SUPPLIED ENTRIES:

---+---

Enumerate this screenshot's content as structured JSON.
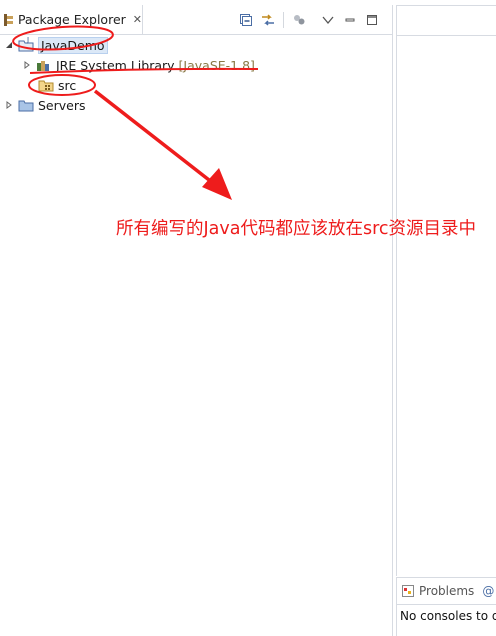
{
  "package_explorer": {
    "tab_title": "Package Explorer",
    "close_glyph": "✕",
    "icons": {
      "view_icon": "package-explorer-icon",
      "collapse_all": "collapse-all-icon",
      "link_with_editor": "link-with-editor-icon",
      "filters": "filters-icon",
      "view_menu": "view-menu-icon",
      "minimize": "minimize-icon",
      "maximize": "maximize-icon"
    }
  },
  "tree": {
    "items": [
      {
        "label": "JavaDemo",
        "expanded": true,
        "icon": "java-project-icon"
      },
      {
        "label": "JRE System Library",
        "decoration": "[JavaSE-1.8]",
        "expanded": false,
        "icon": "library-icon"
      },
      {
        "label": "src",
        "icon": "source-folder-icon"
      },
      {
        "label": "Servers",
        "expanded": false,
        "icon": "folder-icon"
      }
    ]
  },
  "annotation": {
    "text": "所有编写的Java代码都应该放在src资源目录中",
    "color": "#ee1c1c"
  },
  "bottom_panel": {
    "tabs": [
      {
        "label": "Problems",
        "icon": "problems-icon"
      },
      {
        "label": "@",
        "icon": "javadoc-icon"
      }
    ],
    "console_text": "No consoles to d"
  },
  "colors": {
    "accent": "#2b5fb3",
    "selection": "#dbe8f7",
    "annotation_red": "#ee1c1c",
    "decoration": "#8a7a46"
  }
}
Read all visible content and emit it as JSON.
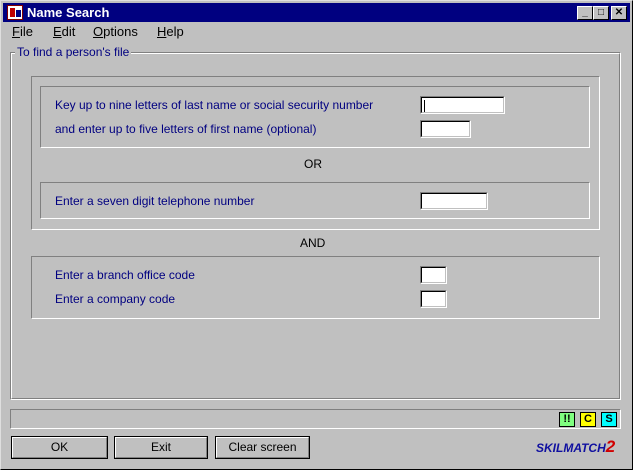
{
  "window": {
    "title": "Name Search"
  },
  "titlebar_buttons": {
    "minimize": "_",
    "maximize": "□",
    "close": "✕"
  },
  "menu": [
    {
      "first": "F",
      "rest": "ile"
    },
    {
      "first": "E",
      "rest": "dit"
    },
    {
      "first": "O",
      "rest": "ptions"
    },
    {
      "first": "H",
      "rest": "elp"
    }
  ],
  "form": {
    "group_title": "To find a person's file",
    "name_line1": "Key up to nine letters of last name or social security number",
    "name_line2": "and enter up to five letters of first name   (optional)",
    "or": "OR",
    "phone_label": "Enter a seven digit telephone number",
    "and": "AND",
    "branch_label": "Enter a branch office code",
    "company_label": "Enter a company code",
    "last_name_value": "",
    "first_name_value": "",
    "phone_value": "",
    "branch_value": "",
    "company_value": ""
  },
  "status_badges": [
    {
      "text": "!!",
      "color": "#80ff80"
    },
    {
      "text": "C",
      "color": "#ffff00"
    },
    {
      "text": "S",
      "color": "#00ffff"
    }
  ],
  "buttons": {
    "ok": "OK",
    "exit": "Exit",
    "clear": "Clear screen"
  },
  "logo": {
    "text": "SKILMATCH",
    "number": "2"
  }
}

---+---

WHAT THE EXERCISE ASKS: Return all the entries word for word, but omit any pictures they contain.

TASK OUTPUT:
Enumerate this screenshot's content as structured JSON.
{
  "package_explorer": {
    "tab_title": "Package Explorer",
    "close_glyph": "✕",
    "icons": {
      "view_icon": "package-explorer-icon",
      "collapse_all": "collapse-all-icon",
      "link_with_editor": "link-with-editor-icon",
      "filters": "filters-icon",
      "view_menu": "view-menu-icon",
      "minimize": "minimize-icon",
      "maximize": "maximize-icon"
    }
  },
  "tree": {
    "items": [
      {
        "label": "JavaDemo",
        "expanded": true,
        "icon": "java-project-icon"
      },
      {
        "label": "JRE System Library",
        "decoration": "[JavaSE-1.8]",
        "expanded": false,
        "icon": "library-icon"
      },
      {
        "label": "src",
        "icon": "source-folder-icon"
      },
      {
        "label": "Servers",
        "expanded": false,
        "icon": "folder-icon"
      }
    ]
  },
  "annotation": {
    "text": "所有编写的Java代码都应该放在src资源目录中",
    "color": "#ee1c1c"
  },
  "bottom_panel": {
    "tabs": [
      {
        "label": "Problems",
        "icon": "problems-icon"
      },
      {
        "label": "@",
        "icon": "javadoc-icon"
      }
    ],
    "console_text": "No consoles to d"
  },
  "colors": {
    "accent": "#2b5fb3",
    "selection": "#dbe8f7",
    "annotation_red": "#ee1c1c",
    "decoration": "#8a7a46"
  }
}
Read all visible content and emit it as JSON.
{
  "window": {
    "title": "Name Search"
  },
  "titlebar_buttons": {
    "minimize": "_",
    "maximize": "□",
    "close": "✕"
  },
  "menu": [
    {
      "first": "F",
      "rest": "ile"
    },
    {
      "first": "E",
      "rest": "dit"
    },
    {
      "first": "O",
      "rest": "ptions"
    },
    {
      "first": "H",
      "rest": "elp"
    }
  ],
  "form": {
    "group_title": "To find a person's file",
    "name_line1": "Key up to nine letters of last name or social security number",
    "name_line2": "and enter up to five letters of first name   (optional)",
    "or": "OR",
    "phone_label": "Enter a seven digit telephone number",
    "and": "AND",
    "branch_label": "Enter a branch office code",
    "company_label": "Enter a company code",
    "last_name_value": "",
    "first_name_value": "",
    "phone_value": "",
    "branch_value": "",
    "company_value": ""
  },
  "status_badges": [
    {
      "text": "!!",
      "color": "#80ff80"
    },
    {
      "text": "C",
      "color": "#ffff00"
    },
    {
      "text": "S",
      "color": "#00ffff"
    }
  ],
  "buttons": {
    "ok": "OK",
    "exit": "Exit",
    "clear": "Clear screen"
  },
  "logo": {
    "text": "SKILMATCH",
    "number": "2"
  }
}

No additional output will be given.